[ 
https://issues.apache.org/jira/browse/SPARK-21570?page=com.atlassian.jira.plugin.system.issuetabpanels:comment-tabpanel&focusedCommentId=16111701#comment-16111701
 ] 

Albert Chu commented on SPARK-21570:
------------------------------------

My setup is unique.  The primary unique part is when configuring Hadoop, I 
configure it to only use a "local file system", or basically the "file:" URI.  
I don't setup HDFS.  The defaultFS in Hadoop is configured as such.

{noformat}
<property>
  <name>fs.defaultFS</name>
  <value>file:///</value>
</property>
{noformat}

B/c of this, there are no HDFS configs.  Other important configuration of temp 
dirs and such are configured as follows, always to a networked file system 
accessible on all nodes (note that I have text like "node-0" below, that is 
adjusted depending on what node you are on, i.e. "node-1", "node-2", etc. on 
other nodes).

in core-site.xml

{noformat}
<property>
  <name>hadoop.tmp.dir</name>
  <value>/p/lcratery/achu/testing/rawnetworkfs//test/1181121/node-0</value>
</property>
{noformat}

in mapred-site.xml (I'm excluding mapreduce.cluster.local.dir, 
mapreduce.jobtracker.system.dir, mapreduce.jobtracker.staging.root.dir, 
mapreduce.cluster.temp.dir, which have paths based on ${hadoop.tmp.dir} above)

Dataset content:

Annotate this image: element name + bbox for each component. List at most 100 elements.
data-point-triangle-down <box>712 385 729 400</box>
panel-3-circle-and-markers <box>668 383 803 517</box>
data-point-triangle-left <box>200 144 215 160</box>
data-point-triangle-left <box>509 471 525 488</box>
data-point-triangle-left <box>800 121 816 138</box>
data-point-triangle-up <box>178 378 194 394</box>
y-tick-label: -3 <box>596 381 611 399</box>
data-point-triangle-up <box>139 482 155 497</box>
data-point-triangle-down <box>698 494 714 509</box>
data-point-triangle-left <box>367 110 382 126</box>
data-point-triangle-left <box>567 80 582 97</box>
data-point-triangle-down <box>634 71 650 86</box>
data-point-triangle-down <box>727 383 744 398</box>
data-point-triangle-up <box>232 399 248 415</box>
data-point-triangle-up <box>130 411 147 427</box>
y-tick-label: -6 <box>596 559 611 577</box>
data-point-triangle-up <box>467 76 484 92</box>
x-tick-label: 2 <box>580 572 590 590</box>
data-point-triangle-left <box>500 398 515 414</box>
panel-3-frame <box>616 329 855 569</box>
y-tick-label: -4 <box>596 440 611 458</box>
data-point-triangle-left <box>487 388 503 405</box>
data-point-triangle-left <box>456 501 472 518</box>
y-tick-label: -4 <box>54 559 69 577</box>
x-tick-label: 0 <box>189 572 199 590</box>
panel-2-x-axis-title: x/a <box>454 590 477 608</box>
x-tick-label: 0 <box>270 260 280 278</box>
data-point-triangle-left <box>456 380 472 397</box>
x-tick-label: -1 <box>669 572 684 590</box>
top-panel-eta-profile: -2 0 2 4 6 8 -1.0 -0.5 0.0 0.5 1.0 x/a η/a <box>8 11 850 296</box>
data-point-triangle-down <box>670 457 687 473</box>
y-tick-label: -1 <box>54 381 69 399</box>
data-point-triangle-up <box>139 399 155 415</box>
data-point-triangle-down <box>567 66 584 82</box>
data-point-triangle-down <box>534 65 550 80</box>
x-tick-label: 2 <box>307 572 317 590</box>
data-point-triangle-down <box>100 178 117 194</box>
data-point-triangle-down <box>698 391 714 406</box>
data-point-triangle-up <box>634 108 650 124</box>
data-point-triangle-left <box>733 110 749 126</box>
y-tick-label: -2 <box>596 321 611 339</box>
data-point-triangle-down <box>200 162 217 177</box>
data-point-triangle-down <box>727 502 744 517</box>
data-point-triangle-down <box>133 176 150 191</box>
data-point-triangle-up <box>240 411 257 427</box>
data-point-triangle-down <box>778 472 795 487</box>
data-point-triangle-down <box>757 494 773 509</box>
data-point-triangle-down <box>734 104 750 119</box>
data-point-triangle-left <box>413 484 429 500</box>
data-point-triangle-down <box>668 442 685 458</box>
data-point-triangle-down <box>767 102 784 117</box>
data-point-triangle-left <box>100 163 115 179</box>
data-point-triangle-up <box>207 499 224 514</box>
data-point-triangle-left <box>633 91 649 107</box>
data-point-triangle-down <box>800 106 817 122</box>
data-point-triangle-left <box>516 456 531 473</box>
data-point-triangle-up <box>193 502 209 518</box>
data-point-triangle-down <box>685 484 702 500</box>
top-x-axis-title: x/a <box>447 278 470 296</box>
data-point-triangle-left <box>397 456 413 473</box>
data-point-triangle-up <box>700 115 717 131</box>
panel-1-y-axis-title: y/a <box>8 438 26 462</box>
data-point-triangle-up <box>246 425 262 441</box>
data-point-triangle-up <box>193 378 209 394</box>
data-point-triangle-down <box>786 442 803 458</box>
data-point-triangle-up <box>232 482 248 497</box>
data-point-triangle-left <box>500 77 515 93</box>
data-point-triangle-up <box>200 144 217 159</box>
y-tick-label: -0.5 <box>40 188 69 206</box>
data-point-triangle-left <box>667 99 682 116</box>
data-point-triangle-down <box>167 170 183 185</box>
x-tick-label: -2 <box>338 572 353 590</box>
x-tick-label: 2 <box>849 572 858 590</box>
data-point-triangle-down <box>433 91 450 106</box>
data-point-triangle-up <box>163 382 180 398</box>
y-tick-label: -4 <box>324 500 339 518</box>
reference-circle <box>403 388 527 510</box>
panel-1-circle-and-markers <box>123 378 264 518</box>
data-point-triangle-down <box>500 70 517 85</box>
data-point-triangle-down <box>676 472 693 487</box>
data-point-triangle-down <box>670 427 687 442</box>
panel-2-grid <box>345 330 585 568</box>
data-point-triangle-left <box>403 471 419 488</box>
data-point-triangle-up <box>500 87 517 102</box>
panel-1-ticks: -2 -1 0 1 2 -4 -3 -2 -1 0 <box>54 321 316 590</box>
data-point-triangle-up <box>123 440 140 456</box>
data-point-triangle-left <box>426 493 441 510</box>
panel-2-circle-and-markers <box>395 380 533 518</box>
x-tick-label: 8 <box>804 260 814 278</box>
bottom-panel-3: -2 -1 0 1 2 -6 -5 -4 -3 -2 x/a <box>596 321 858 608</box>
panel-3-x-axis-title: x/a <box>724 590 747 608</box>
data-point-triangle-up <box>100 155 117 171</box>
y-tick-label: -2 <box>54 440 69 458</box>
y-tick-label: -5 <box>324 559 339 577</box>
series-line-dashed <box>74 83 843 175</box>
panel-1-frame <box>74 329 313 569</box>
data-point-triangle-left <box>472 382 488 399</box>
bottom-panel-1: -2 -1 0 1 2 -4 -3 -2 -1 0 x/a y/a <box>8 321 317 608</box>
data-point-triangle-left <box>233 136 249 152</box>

What to work on:
Please carry on the comment about running Hadoop on a local file system from the point where it stops.

Result for this task:
{noformat}
<property>
  <name>yarn.app.mapreduce.am.staging-dir</name>
  
<value>/p/lcratery/achu/testing/rawnetworkfs//test/1181121/node-0/yarn/</value>
  </description>  
</property>
{noformat}

In spark-defaults.conf

{noformat}
spark.local.dir          
/p/lcratery/achu/testing/rawnetworkfs//test/1181121/node-0/spark/node-0
{noformat}

(I can post full config files if you're interested, but I suspect that's 
excessive).

The paths above happen to be a Lustre file system, but the problem also was 
exhibited on NFS.

Re-running my tests today, things still work on Spark 2.1.1 but broke on Spark 
2.2.0.  I re-ran against Spark 1.6.0 too, and it passed there.

The job run itself isn't particular magical.  Just a simple spark-submit call 
w/ the Spark wordcount example.  The Spark binaries are stored in NFS, where it 
is available on all nodes.  The data itself is also in NFS where all can read 
it (it's a small 4 line file, this is just a sanity test).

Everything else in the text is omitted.